= Records to process =
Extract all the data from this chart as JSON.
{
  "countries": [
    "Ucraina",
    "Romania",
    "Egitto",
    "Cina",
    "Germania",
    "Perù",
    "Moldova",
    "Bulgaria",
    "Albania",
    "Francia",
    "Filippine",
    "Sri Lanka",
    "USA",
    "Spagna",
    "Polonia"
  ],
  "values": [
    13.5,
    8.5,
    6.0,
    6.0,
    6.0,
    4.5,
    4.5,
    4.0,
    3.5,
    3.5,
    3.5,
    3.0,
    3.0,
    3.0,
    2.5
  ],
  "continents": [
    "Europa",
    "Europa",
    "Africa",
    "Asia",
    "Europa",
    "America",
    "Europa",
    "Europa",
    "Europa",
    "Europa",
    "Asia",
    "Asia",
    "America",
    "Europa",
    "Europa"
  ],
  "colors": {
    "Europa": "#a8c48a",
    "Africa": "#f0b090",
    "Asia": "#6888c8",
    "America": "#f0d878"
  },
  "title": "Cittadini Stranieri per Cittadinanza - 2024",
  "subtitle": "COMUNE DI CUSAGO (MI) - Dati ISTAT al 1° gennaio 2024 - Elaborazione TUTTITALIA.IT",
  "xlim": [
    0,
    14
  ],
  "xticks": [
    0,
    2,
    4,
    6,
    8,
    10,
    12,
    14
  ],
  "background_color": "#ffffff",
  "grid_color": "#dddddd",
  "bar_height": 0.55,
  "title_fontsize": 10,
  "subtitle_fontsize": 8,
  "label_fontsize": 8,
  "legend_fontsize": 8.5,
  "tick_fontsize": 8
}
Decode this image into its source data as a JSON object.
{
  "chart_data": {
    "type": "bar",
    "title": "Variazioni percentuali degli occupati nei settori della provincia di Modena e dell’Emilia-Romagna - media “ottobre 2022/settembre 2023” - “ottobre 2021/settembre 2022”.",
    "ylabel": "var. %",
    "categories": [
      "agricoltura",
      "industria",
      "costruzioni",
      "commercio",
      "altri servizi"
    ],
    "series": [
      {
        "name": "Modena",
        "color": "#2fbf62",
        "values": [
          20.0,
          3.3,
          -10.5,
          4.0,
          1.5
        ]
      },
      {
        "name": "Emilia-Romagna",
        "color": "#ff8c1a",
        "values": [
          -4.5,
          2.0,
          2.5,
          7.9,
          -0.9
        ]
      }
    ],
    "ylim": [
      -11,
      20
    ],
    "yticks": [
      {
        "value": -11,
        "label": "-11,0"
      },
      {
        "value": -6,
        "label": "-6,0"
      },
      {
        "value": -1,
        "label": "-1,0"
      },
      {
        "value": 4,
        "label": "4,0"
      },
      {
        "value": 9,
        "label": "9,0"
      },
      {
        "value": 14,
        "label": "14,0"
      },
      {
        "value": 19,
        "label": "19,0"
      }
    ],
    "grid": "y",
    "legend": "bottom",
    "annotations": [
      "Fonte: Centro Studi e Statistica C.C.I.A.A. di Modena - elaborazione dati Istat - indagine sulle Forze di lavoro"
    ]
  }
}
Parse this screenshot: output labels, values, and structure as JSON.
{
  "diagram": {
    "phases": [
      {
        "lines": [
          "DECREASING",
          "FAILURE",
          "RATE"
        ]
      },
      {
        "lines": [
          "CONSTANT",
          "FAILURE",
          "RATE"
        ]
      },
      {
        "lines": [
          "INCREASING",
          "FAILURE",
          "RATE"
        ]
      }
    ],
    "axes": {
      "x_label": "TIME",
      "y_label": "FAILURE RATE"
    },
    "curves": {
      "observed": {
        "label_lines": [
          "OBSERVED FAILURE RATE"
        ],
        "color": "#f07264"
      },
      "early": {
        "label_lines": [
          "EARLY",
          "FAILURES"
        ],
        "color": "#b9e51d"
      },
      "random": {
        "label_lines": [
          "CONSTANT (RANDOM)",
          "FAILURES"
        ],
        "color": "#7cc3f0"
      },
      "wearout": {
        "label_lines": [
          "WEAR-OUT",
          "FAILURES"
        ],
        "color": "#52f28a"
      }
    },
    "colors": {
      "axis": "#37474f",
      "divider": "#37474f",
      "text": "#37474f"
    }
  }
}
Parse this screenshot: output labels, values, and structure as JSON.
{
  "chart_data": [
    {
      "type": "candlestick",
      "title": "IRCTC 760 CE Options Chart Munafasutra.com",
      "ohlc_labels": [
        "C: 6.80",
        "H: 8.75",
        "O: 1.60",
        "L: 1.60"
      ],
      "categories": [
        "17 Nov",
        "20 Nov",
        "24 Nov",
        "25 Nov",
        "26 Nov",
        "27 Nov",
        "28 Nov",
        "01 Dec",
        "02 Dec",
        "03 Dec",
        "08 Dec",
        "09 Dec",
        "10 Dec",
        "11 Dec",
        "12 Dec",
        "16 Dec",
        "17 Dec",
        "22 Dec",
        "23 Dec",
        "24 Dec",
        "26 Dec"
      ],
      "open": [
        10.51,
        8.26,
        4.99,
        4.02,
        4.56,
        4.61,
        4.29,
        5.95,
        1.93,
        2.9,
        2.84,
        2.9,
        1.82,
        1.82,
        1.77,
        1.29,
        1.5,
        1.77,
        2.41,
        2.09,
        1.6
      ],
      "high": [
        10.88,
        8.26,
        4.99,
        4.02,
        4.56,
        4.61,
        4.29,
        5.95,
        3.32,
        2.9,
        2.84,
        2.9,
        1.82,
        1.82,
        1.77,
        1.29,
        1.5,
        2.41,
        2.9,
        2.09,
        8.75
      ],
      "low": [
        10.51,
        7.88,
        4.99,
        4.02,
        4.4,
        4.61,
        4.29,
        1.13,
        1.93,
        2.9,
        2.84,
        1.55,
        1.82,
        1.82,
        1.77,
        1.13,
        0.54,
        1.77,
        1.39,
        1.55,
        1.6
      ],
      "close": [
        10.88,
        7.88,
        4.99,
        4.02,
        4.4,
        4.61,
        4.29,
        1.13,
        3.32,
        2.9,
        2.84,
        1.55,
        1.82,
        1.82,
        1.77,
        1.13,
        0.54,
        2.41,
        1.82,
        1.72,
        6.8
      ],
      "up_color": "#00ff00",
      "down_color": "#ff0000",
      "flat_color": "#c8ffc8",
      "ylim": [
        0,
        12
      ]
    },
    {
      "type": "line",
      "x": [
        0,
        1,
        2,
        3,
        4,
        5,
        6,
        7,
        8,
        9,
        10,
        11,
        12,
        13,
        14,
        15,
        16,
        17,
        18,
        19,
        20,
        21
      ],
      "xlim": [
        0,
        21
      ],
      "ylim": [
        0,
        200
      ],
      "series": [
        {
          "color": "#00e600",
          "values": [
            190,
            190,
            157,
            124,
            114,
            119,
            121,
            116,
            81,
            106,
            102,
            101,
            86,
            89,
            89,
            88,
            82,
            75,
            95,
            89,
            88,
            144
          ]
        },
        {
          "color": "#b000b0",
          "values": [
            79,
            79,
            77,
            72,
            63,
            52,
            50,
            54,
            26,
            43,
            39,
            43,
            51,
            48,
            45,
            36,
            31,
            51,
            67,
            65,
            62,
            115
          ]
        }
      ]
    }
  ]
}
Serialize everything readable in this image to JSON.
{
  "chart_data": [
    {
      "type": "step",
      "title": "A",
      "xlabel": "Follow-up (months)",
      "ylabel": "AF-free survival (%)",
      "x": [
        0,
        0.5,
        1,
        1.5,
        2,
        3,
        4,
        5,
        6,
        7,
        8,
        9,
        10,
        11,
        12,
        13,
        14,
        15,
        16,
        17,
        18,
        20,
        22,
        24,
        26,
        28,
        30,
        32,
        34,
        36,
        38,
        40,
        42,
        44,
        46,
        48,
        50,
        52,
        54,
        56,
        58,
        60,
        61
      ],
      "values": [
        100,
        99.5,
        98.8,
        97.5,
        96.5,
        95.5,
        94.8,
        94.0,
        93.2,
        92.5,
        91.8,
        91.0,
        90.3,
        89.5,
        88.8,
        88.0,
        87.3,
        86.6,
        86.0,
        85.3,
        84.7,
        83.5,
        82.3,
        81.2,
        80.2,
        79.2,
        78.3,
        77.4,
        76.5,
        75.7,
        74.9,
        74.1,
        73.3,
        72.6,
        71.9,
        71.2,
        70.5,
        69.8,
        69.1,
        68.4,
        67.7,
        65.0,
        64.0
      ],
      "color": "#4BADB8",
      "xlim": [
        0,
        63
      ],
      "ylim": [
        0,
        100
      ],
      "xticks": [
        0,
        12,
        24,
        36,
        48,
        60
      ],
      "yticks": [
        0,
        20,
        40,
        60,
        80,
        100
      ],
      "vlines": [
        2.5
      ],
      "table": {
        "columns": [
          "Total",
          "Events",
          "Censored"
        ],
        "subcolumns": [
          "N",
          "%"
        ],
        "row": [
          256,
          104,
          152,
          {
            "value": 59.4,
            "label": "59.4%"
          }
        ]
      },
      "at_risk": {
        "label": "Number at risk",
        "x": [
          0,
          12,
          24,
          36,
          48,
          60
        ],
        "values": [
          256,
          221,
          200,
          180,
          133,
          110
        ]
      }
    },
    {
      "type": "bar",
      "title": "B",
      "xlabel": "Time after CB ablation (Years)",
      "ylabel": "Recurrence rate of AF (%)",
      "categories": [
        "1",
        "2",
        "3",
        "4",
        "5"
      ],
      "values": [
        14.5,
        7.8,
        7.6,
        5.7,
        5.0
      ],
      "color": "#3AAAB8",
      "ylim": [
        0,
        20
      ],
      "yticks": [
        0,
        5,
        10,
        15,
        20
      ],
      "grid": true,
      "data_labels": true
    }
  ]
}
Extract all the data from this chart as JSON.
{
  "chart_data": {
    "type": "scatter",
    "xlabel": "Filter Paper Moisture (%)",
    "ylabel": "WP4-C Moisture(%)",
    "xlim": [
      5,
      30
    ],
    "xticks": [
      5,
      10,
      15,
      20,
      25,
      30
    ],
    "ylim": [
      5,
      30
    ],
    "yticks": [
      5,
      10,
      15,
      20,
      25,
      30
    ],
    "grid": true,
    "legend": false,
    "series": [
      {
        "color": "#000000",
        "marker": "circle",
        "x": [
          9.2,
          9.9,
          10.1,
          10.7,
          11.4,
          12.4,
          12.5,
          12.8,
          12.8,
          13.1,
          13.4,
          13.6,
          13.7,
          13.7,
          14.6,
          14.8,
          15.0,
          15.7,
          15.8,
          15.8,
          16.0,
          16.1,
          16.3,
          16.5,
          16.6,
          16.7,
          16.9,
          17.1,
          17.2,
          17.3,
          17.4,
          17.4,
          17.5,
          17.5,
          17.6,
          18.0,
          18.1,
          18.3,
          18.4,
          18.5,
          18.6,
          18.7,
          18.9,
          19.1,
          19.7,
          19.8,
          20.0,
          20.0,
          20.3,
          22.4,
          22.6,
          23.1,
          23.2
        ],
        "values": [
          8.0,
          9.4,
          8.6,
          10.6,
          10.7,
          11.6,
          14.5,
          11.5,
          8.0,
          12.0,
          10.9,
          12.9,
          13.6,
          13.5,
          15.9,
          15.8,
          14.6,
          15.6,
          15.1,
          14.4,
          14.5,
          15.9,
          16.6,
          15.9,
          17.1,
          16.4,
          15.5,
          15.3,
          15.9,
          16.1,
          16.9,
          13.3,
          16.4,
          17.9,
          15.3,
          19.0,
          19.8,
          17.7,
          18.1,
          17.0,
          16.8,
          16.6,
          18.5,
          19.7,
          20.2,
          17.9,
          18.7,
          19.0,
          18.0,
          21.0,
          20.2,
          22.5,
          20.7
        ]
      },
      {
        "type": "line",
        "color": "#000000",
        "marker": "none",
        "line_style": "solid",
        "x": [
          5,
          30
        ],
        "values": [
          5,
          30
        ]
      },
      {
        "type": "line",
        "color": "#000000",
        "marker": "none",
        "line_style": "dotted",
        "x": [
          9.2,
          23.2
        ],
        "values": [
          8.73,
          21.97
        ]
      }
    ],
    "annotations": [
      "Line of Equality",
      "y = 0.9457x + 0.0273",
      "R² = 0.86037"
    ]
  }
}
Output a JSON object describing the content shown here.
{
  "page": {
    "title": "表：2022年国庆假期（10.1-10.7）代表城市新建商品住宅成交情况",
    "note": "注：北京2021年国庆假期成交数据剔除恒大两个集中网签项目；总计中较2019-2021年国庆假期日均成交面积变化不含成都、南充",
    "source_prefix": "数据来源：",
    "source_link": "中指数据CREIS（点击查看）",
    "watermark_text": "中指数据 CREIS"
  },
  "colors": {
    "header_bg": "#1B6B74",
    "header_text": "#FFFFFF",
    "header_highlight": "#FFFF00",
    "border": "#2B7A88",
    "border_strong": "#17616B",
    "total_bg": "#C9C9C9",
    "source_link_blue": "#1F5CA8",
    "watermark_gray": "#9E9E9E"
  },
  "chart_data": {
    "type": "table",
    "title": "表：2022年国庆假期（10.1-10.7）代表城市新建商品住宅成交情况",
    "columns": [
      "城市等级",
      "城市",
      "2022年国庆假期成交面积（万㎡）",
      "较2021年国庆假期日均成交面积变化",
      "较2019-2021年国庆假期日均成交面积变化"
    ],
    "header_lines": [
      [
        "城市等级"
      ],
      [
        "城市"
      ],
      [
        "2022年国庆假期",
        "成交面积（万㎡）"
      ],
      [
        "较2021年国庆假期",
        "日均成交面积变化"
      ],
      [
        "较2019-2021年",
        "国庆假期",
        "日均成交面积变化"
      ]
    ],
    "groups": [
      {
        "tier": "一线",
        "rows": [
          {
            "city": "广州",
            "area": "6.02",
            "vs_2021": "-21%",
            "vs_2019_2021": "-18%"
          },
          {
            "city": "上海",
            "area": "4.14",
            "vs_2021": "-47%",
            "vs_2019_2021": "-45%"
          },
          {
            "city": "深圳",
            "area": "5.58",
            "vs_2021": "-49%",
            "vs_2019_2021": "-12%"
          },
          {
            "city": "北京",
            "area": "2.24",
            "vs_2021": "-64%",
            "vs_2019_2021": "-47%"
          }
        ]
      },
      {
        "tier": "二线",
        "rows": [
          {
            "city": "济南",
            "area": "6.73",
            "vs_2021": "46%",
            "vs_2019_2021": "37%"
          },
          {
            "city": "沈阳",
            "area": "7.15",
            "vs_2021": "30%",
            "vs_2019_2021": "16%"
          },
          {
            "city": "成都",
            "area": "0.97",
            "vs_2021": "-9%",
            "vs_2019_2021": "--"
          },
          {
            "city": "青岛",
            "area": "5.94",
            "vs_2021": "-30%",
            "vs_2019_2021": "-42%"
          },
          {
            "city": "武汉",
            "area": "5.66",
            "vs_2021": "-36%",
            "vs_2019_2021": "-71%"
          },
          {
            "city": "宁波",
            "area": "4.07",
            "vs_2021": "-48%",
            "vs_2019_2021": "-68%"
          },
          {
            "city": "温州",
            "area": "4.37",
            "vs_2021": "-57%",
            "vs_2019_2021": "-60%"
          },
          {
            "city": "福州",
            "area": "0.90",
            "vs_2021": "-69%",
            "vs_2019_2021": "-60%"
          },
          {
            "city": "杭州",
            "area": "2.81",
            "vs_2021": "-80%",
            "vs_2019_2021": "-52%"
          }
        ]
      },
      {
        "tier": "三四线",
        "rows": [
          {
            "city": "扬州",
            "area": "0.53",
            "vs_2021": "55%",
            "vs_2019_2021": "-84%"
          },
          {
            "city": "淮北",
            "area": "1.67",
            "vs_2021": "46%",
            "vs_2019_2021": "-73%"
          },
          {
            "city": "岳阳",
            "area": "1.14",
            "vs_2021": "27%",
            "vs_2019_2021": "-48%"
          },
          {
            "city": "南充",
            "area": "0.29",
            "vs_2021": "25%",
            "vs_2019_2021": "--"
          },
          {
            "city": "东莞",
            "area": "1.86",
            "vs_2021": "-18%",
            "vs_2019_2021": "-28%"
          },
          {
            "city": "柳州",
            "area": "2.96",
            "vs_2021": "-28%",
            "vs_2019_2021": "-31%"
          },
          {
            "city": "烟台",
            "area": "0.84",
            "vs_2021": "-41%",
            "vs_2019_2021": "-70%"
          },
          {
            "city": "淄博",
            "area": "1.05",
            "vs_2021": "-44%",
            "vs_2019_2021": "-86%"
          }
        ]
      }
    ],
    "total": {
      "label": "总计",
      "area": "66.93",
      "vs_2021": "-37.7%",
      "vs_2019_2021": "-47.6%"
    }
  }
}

= Work required =
Which lines of the data above contain "JSON"? Copy each one.

= Task solution =
Extract all the data from this chart as JSON.
Decode this image into its source data as a JSON object.
Parse this screenshot: output labels, values, and structure as JSON.
Parse this screenshot: output labels, values, and structure as JSON.
Serialize everything readable in this image to JSON.
Extract all the data from this chart as JSON.
Output a JSON object describing the content shown here.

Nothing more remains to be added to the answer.